== WRITTEN TASK ==
Transcribe the material word for word, but without the images.

Records from a dataset:
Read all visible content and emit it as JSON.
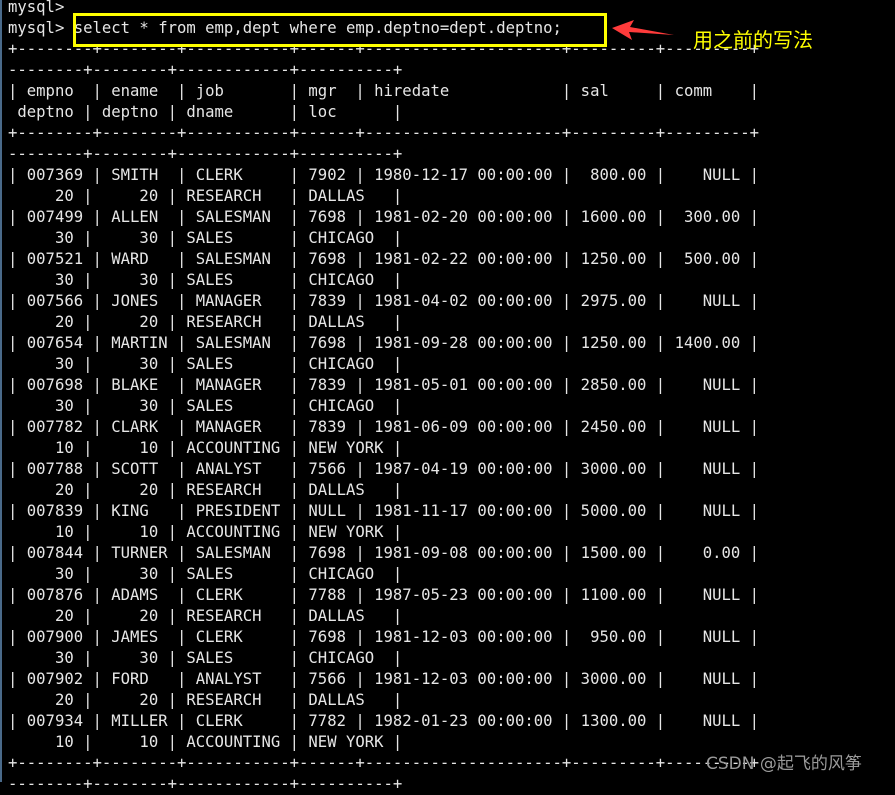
{
  "terminal": {
    "prompt": "mysql>",
    "command": "select * from emp,dept where emp.deptno=dept.deptno;",
    "wrap_columns": 80,
    "columns": [
      {
        "name": "empno",
        "width": 6,
        "align": "left"
      },
      {
        "name": "ename",
        "width": 6,
        "align": "left"
      },
      {
        "name": "job",
        "width": 9,
        "align": "left"
      },
      {
        "name": "mgr",
        "width": 4,
        "align": "left"
      },
      {
        "name": "hiredate",
        "width": 19,
        "align": "left"
      },
      {
        "name": "sal",
        "width": 7,
        "align": "right"
      },
      {
        "name": "comm",
        "width": 7,
        "align": "right"
      },
      {
        "name": "deptno",
        "width": 6,
        "align": "right"
      },
      {
        "name": "deptno",
        "width": 6,
        "align": "right"
      },
      {
        "name": "dname",
        "width": 10,
        "align": "left"
      },
      {
        "name": "loc",
        "width": 8,
        "align": "left"
      }
    ],
    "rows": [
      [
        "007369",
        "SMITH",
        "CLERK",
        "7902",
        "1980-12-17 00:00:00",
        "800.00",
        "NULL",
        "20",
        "20",
        "RESEARCH",
        "DALLAS"
      ],
      [
        "007499",
        "ALLEN",
        "SALESMAN",
        "7698",
        "1981-02-20 00:00:00",
        "1600.00",
        "300.00",
        "30",
        "30",
        "SALES",
        "CHICAGO"
      ],
      [
        "007521",
        "WARD",
        "SALESMAN",
        "7698",
        "1981-02-22 00:00:00",
        "1250.00",
        "500.00",
        "30",
        "30",
        "SALES",
        "CHICAGO"
      ],
      [
        "007566",
        "JONES",
        "MANAGER",
        "7839",
        "1981-04-02 00:00:00",
        "2975.00",
        "NULL",
        "20",
        "20",
        "RESEARCH",
        "DALLAS"
      ],
      [
        "007654",
        "MARTIN",
        "SALESMAN",
        "7698",
        "1981-09-28 00:00:00",
        "1250.00",
        "1400.00",
        "30",
        "30",
        "SALES",
        "CHICAGO"
      ],
      [
        "007698",
        "BLAKE",
        "MANAGER",
        "7839",
        "1981-05-01 00:00:00",
        "2850.00",
        "NULL",
        "30",
        "30",
        "SALES",
        "CHICAGO"
      ],
      [
        "007782",
        "CLARK",
        "MANAGER",
        "7839",
        "1981-06-09 00:00:00",
        "2450.00",
        "NULL",
        "10",
        "10",
        "ACCOUNTING",
        "NEW YORK"
      ],
      [
        "007788",
        "SCOTT",
        "ANALYST",
        "7566",
        "1987-04-19 00:00:00",
        "3000.00",
        "NULL",
        "20",
        "20",
        "RESEARCH",
        "DALLAS"
      ],
      [
        "007839",
        "KING",
        "PRESIDENT",
        "NULL",
        "1981-11-17 00:00:00",
        "5000.00",
        "NULL",
        "10",
        "10",
        "ACCOUNTING",
        "NEW YORK"
      ],
      [
        "007844",
        "TURNER",
        "SALESMAN",
        "7698",
        "1981-09-08 00:00:00",
        "1500.00",
        "0.00",
        "30",
        "30",
        "SALES",
        "CHICAGO"
      ],
      [
        "007876",
        "ADAMS",
        "CLERK",
        "7788",
        "1987-05-23 00:00:00",
        "1100.00",
        "NULL",
        "20",
        "20",
        "RESEARCH",
        "DALLAS"
      ],
      [
        "007900",
        "JAMES",
        "CLERK",
        "7698",
        "1981-12-03 00:00:00",
        "950.00",
        "NULL",
        "30",
        "30",
        "SALES",
        "CHICAGO"
      ],
      [
        "007902",
        "FORD",
        "ANALYST",
        "7566",
        "1981-12-03 00:00:00",
        "3000.00",
        "NULL",
        "20",
        "20",
        "RESEARCH",
        "DALLAS"
      ],
      [
        "007934",
        "MILLER",
        "CLERK",
        "7782",
        "1982-01-23 00:00:00",
        "1300.00",
        "NULL",
        "10",
        "10",
        "ACCOUNTING",
        "NEW YORK"
      ]
    ]
  },
  "annotation": {
    "text": "用之前的写法",
    "color": "#ffff00",
    "arrow_color": "#ff3b3b"
  },
  "watermark": {
    "text": "CSDN @起飞的风筝"
  }
}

== FULL ANSWER ==
Read all visible content and emit it as JSON.
{
  "terminal": {
    "prompt": "mysql>",
    "command": "select * from emp,dept where emp.deptno=dept.deptno;",
    "wrap_columns": 80,
    "columns": [
      {
        "name": "empno",
        "width": 6,
        "align": "left"
      },
      {
        "name": "ename",
        "width": 6,
        "align": "left"
      },
      {
        "name": "job",
        "width": 9,
        "align": "left"
      },
      {
        "name": "mgr",
        "width": 4,
        "align": "left"
      },
      {
        "name": "hiredate",
        "width": 19,
        "align": "left"
      },
      {
        "name": "sal",
        "width": 7,
        "align": "right"
      },
      {
        "name": "comm",
        "width": 7,
        "align": "right"
      },
      {
        "name": "deptno",
        "width": 6,
        "align": "right"
      },
      {
        "name": "deptno",
        "width": 6,
        "align": "right"
      },
      {
        "name": "dname",
        "width": 10,
        "align": "left"
      },
      {
        "name": "loc",
        "width": 8,
        "align": "left"
      }
    ],
    "rows": [
      [
        "007369",
        "SMITH",
        "CLERK",
        "7902",
        "1980-12-17 00:00:00",
        "800.00",
        "NULL",
        "20",
        "20",
        "RESEARCH",
        "DALLAS"
      ],
      [
        "007499",
        "ALLEN",
        "SALESMAN",
        "7698",
        "1981-02-20 00:00:00",
        "1600.00",
        "300.00",
        "30",
        "30",
        "SALES",
        "CHICAGO"
      ],
      [
        "007521",
        "WARD",
        "SALESMAN",
        "7698",
        "1981-02-22 00:00:00",
        "1250.00",
        "500.00",
        "30",
        "30",
        "SALES",
        "CHICAGO"
      ],
      [
        "007566",
        "JONES",
        "MANAGER",
        "7839",
        "1981-04-02 00:00:00",
        "2975.00",
        "NULL",
        "20",
        "20",
        "RESEARCH",
        "DALLAS"
      ],
      [
        "007654",
        "MARTIN",
        "SALESMAN",
        "7698",
        "1981-09-28 00:00:00",
        "1250.00",
        "1400.00",
        "30",
        "30",
        "SALES",
        "CHICAGO"
      ],
      [
        "007698",
        "BLAKE",
        "MANAGER",
        "7839",
        "1981-05-01 00:00:00",
        "2850.00",
        "NULL",
        "30",
        "30",
        "SALES",
        "CHICAGO"
      ],
      [
        "007782",
        "CLARK",
        "MANAGER",
        "7839",
        "1981-06-09 00:00:00",
        "2450.00",
        "NULL",
        "10",
        "10",
        "ACCOUNTING",
        "NEW YORK"
      ],
      [
        "007788",
        "SCOTT",
        "ANALYST",
        "7566",
        "1987-04-19 00:00:00",
        "3000.00",
        "NULL",
        "20",
        "20",
        "RESEARCH",
        "DALLAS"
      ],
      [
        "007839",
        "KING",
        "PRESIDENT",
        "NULL",
        "1981-11-17 00:00:00",
        "5000.00",
        "NULL",
        "10",
        "10",
        "ACCOUNTING",
        "NEW YORK"
      ],
      [
        "007844",
        "TURNER",
        "SALESMAN",
        "7698",
        "1981-09-08 00:00:00",
        "1500.00",
        "0.00",
        "30",
        "30",
        "SALES",
        "CHICAGO"
      ],
      [
        "007876",
        "ADAMS",
        "CLERK",
        "7788",
        "1987-05-23 00:00:00",
        "1100.00",
        "NULL",
        "20",
        "20",
        "RESEARCH",
        "DALLAS"
      ],
      [
        "007900",
        "JAMES",
        "CLERK",
        "7698",
        "1981-12-03 00:00:00",
        "950.00",
        "NULL",
        "30",
        "30",
        "SALES",
        "CHICAGO"
      ],
      [
        "007902",
        "FORD",
        "ANALYST",
        "7566",
        "1981-12-03 00:00:00",
        "3000.00",
        "NULL",
        "20",
        "20",
        "RESEARCH",
        "DALLAS"
      ],
      [
        "007934",
        "MILLER",
        "CLERK",
        "7782",
        "1982-01-23 00:00:00",
        "1300.00",
        "NULL",
        "10",
        "10",
        "ACCOUNTING",
        "NEW YORK"
      ]
    ]
  },
  "annotation": {
    "text": "用之前的写法",
    "color": "#ffff00",
    "arrow_color": "#ff3b3b"
  },
  "watermark": {
    "text": "CSDN @起飞的风筝"
  }
}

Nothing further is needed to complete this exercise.